====== The input ======

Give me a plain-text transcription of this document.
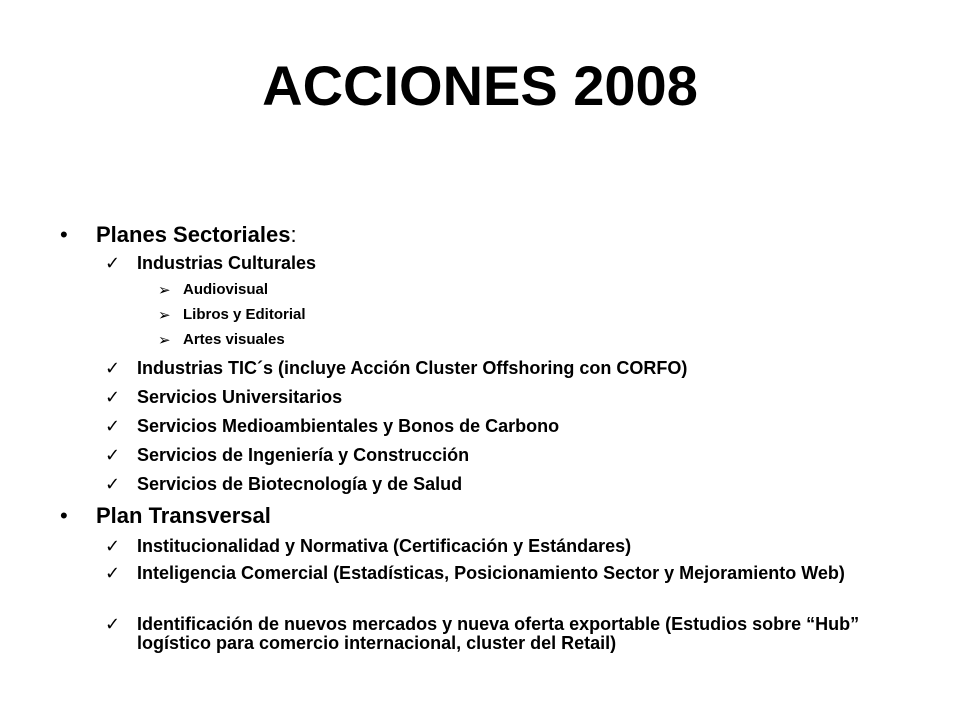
ACCIONES 2008
• Planes Sectoriales:
✓ Industrias Culturales
➢ Audiovisual
➢ Libros y Editorial
➢ Artes visuales
✓ Industrias TIC´s (incluye Acción Cluster Offshoring con CORFO)
✓ Servicios Universitarios
✓ Servicios Medioambientales y Bonos de Carbono
✓ Servicios de Ingeniería y Construcción
✓ Servicios de Biotecnología y de Salud
• Plan Transversal
✓ Institucionalidad y Normativa (Certificación y Estándares)
✓ Inteligencia Comercial (Estadísticas, Posicionamiento Sector y Mejoramiento Web)
✓ Identificación de nuevos mercados y nueva oferta exportable (Estudios sobre “Hub” logístico para comercio internacional, cluster del Retail)
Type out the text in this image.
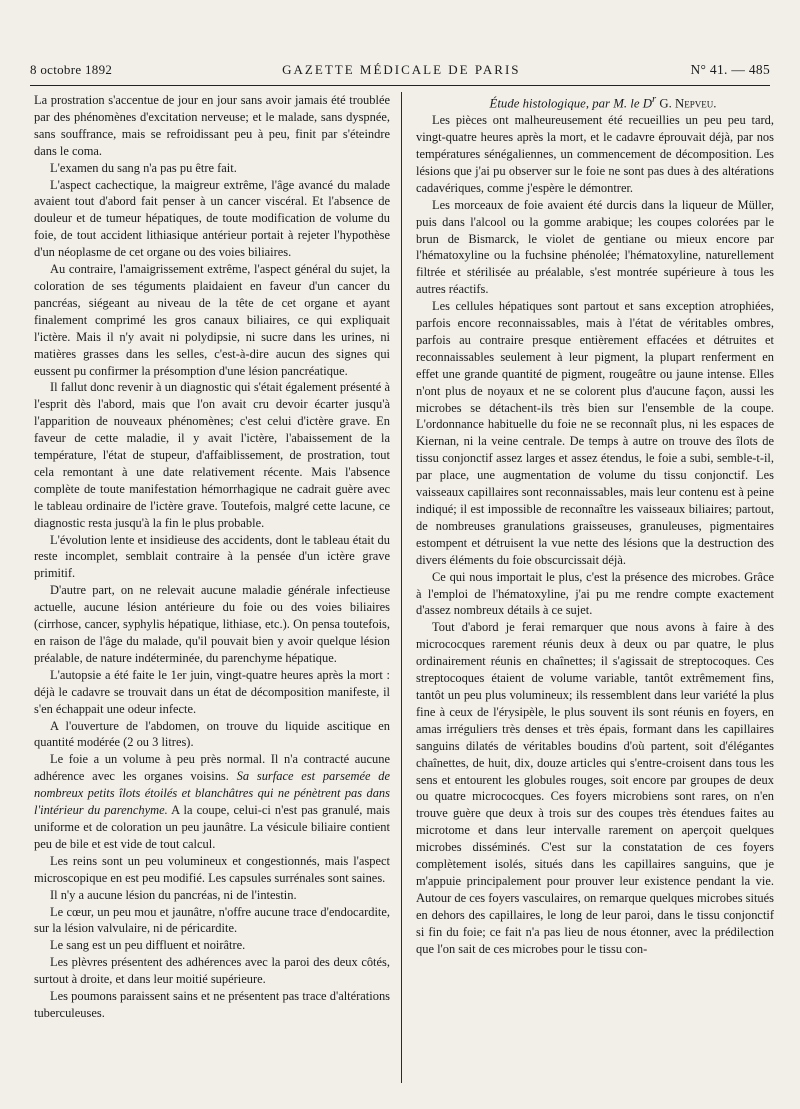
8 octobre 1892	GAZETTE MÉDICALE DE PARIS	N° 41. — 485

La prostration s'accentue de jour en jour sans avoir jamais été troublée par des phénomènes d'excitation nerveuse; et le malade, sans dyspnée, sans souffrance, mais se refroidissant peu à peu, finit par s'éteindre dans le coma.

L'examen du sang n'a pas pu être fait.

L'aspect cachectique, la maigreur extrême, l'âge avancé du malade avaient tout d'abord fait penser à un cancer viscéral. Et l'absence de douleur et de tumeur hépatiques, de toute modification de volume du foie, de tout accident lithiasique antérieur portait à rejeter l'hypothèse d'un néoplasme de cet organe ou des voies biliaires.

Au contraire, l'amaigrissement extrême, l'aspect général du sujet, la coloration de ses téguments plaidaient en faveur d'un cancer du pancréas, siégeant au niveau de la tête de cet organe et ayant finalement comprimé les gros canaux biliaires, ce qui expliquait l'ictère. Mais il n'y avait ni polydipsie, ni sucre dans les urines, ni matières grasses dans les selles, c'est-à-dire aucun des signes qui eussent pu confirmer la présomption d'une lésion pancréatique.

Il fallut donc revenir à un diagnostic qui s'était également présenté à l'esprit dès l'abord, mais que l'on avait cru devoir écarter jusqu'à l'apparition de nouveaux phénomènes; c'est celui d'ictère grave. En faveur de cette maladie, il y avait l'ictère, l'abaissement de la température, l'état de stupeur, d'affaiblissement, de prostration, tout cela remontant à une date relativement récente. Mais l'absence complète de toute manifestation hémorrhagique ne cadrait guère avec le tableau ordinaire de l'ictère grave. Toutefois, malgré cette lacune, ce diagnostic resta jusqu'à la fin le plus probable.

L'évolution lente et insidieuse des accidents, dont le tableau était du reste incomplet, semblait contraire à la pensée d'un ictère grave primitif.

D'autre part, on ne relevait aucune maladie générale infectieuse actuelle, aucune lésion antérieure du foie ou des voies biliaires (cirrhose, cancer, syphylis hépatique, lithiase, etc.). On pensa toutefois, en raison de l'âge du malade, qu'il pouvait bien y avoir quelque lésion préalable, de nature indéterminée, du parenchyme hépatique.

L'autopsie a été faite le 1er juin, vingt-quatre heures après la mort : déjà le cadavre se trouvait dans un état de décomposition manifeste, il s'en échappait une odeur infecte.

A l'ouverture de l'abdomen, on trouve du liquide ascitique en quantité modérée (2 ou 3 litres).

Le foie a un volume à peu près normal. Il n'a contracté aucune adhérence avec les organes voisins. Sa surface est parsemée de nombreux petits îlots étoilés et blanchâtres qui ne pénètrent pas dans l'intérieur du parenchyme. A la coupe, celui-ci n'est pas granulé, mais uniforme et de coloration un peu jaunâtre. La vésicule biliaire contient peu de bile et est vide de tout calcul.

Les reins sont un peu volumineux et congestionnés, mais l'aspect microscopique en est peu modifié. Les capsules surrénales sont saines.

Il n'y a aucune lésion du pancréas, ni de l'intestin.

Le cœur, un peu mou et jaunâtre, n'offre aucune trace d'endocardite, sur la lésion valvulaire, ni de péricardite.

Le sang est un peu diffluent et noirâtre.

Les plèvres présentent des adhérences avec la paroi des deux côtés, surtout à droite, et dans leur moitié supérieure.

Les poumons paraissent sains et ne présentent pas trace d'altérations tuberculeuses.

Étude histologique, par M. le $D^r$ G. Nepveu.

Les pièces ont malheureusement été recueillies un peu peu tard, vingt-quatre heures après la mort, et le cadavre éprouvait déjà, par nos températures sénégaliennes, un commencement de décomposition. Les lésions que j'ai pu observer sur le foie ne sont pas dues à des altérations cadavériques, comme j'espère le démontrer.

Les morceaux de foie avaient été durcis dans la liqueur de Müller, puis dans l'alcool ou la gomme arabique; les coupes colorées par le brun de Bismarck, le violet de gentiane ou mieux encore par l'hématoxyline ou la fuchsine phénolée; l'hématoxyline, naturellement filtrée et stérilisée au préalable, s'est montrée supérieure à tous les autres réactifs.

Les cellules hépatiques sont partout et sans exception atrophiées, parfois encore reconnaissables, mais à l'état de véritables ombres, parfois au contraire presque entièrement effacées et détruites et reconnaissables seulement à leur pigment, la plupart renferment en effet une grande quantité de pigment, rougeâtre ou jaune intense. Elles n'ont plus de noyaux et ne se colorent plus d'aucune façon, aussi les microbes se détachent-ils très bien sur l'ensemble de la coupe. L'ordonnance habituelle du foie ne se reconnaît plus, ni les espaces de Kiernan, ni la veine centrale. De temps à autre on trouve des îlots de tissu conjonctif assez larges et assez étendus, le foie a subi, semble-t-il, par place, une augmentation de volume du tissu conjonctif. Les vaisseaux capillaires sont reconnaissables, mais leur contenu est à peine indiqué; il est impossible de reconnaître les vaisseaux biliaires; partout, de nombreuses granulations graisseuses, granuleuses, pigmentaires estompent et détruisent la vue nette des lésions que la destruction des divers éléments du foie obscurcissait déjà.

Ce qui nous importait le plus, c'est la présence des microbes. Grâce à l'emploi de l'hématoxyline, j'ai pu me rendre compte exactement d'assez nombreux détails à ce sujet.

Tout d'abord je ferai remarquer que nous avons à faire à des micrococques rarement réunis deux à deux ou par quatre, le plus ordinairement réunis en chaînettes; il s'agissait de streptocoques. Ces streptocoques étaient de volume variable, tantôt extrêmement fins, tantôt un peu plus volumineux; ils ressemblent dans leur variété la plus fine à ceux de l'érysipèle, le plus souvent ils sont réunis en foyers, en amas irréguliers très denses et très épais, formant dans les capillaires sanguins dilatés de véritables boudins d'où partent, soit d'élégantes chaînettes, de huit, dix, douze articles qui s'entre-croisent dans tous les sens et entourent les globules rouges, soit encore par groupes de deux ou quatre micrococques. Ces foyers microbiens sont rares, on n'en trouve guère que deux à trois sur des coupes très étendues faites au microtome et dans leur intervalle rarement on aperçoit quelques microbes disséminés. C'est sur la constatation de ces foyers complètement isolés, situés dans les capillaires sanguins, que je m'appuie principalement pour prouver leur existence pendant la vie. Autour de ces foyers vasculaires, on remarque quelques microbes situés en dehors des capillaires, le long de leur paroi, dans le tissu conjonctif si fin du foie; ce fait n'a pas lieu de nous étonner, avec la prédilection que l'on sait de ces microbes pour le tissu con-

======

▸ Required work
Look back over the material above and state how many lines hold the word "vingt". Write the number and nothing else.

▸ Response to the task
2